▸ WHAT IS NEEDED: Present the following entries again, word for word and in full.

▸ SUPPLIED INFORMATION:
◇ ◇ ◇ ◇

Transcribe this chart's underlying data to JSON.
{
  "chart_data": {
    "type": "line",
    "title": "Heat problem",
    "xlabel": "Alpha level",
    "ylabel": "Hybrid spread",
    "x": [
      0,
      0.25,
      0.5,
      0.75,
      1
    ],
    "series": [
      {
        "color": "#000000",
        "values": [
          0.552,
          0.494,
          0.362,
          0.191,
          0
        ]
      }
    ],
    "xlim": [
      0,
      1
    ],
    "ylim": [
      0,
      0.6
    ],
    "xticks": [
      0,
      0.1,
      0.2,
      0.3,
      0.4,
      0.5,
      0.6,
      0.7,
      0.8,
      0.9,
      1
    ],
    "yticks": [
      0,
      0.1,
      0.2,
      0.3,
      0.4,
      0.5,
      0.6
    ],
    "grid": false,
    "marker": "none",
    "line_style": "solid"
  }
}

◇ ◇ ◇ ◇

▸ OUTPUT FOR THIS EXERCISE:
Transcribe this chart's underlying data to JSON.
{
  "chart_data": {
    "type": "line",
    "title": "Heat problem",
    "xlabel": "Alpha level",
    "ylabel": "Hybrid spread",
    "x": [
      0,
      0.25,
      0.5,
      0.75,
      1
    ],
    "series": [
      {
        "color": "#000000",
        "values": [
          0.552,
          0.494,
          0.362,
          0.191,
          0
        ]
      }
    ],
    "xlim": [
      0,
      1
    ],
    "ylim": [
      0,
      0.6
    ],
    "xticks": [
      0,
      0.1,
      0.2,
      0.3,
      0.4,
      0.5,
      0.6,
      0.7,
      0.8,
      0.9,
      1
    ],
    "yticks": [
      0,
      0.1,
      0.2,
      0.3,
      0.4,
      0.5,
      0.6
    ],
    "grid": false,
    "marker": "none",
    "line_style": "solid"
  }
}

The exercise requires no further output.